(Instruction) Keep the pictures out and restate every record exactly.

(Raw data)

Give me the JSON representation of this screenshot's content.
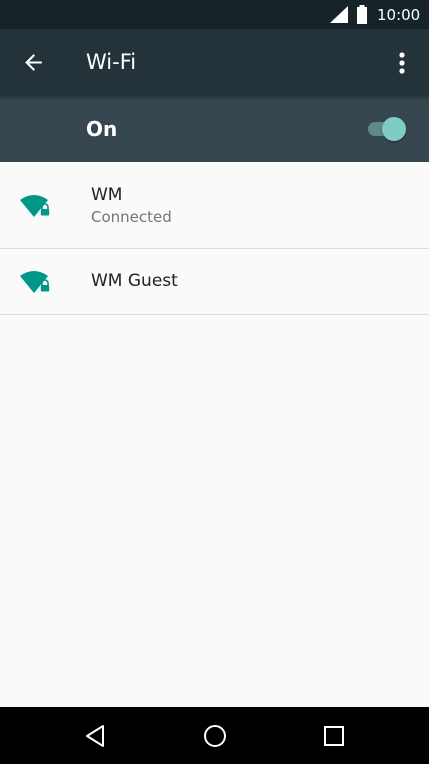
{
  "status_bar": {
    "time": "10:00",
    "icons": [
      "cell-signal-icon",
      "battery-icon"
    ]
  },
  "app_bar": {
    "title": "Wi-Fi",
    "icons": [
      "back-arrow-icon",
      "more-vert-icon"
    ]
  },
  "master_switch": {
    "label": "On",
    "checked": true,
    "track_color": "#5f8a88",
    "thumb_color": "#80cbc4"
  },
  "networks": [
    {
      "ssid": "WM",
      "status": "Connected",
      "icon": "wifi-lock-icon",
      "secured": true
    },
    {
      "ssid": "WM Guest",
      "icon": "wifi-lock-icon",
      "secured": true
    }
  ],
  "nav_bar": {
    "icons": [
      "back-triangle-icon",
      "home-circle-icon",
      "recents-square-icon"
    ]
  },
  "colors": {
    "status_bar_bg": "#16242a",
    "app_bar_bg": "#243239",
    "switch_bar_bg": "#37474f",
    "accent": "#009688",
    "list_bg": "#fafafa",
    "nav_bar_bg": "#000000"
  }
}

(Expected answer)
Give me the JSON representation of this screenshot's content.
{
  "status_bar": {
    "time": "10:00",
    "icons": [
      "cell-signal-icon",
      "battery-icon"
    ]
  },
  "app_bar": {
    "title": "Wi-Fi",
    "icons": [
      "back-arrow-icon",
      "more-vert-icon"
    ]
  },
  "master_switch": {
    "label": "On",
    "checked": true,
    "track_color": "#5f8a88",
    "thumb_color": "#80cbc4"
  },
  "networks": [
    {
      "ssid": "WM",
      "status": "Connected",
      "icon": "wifi-lock-icon",
      "secured": true
    },
    {
      "ssid": "WM Guest",
      "icon": "wifi-lock-icon",
      "secured": true
    }
  ],
  "nav_bar": {
    "icons": [
      "back-triangle-icon",
      "home-circle-icon",
      "recents-square-icon"
    ]
  },
  "colors": {
    "status_bar_bg": "#16242a",
    "app_bar_bg": "#243239",
    "switch_bar_bg": "#37474f",
    "accent": "#009688",
    "list_bg": "#fafafa",
    "nav_bar_bg": "#000000"
  }
}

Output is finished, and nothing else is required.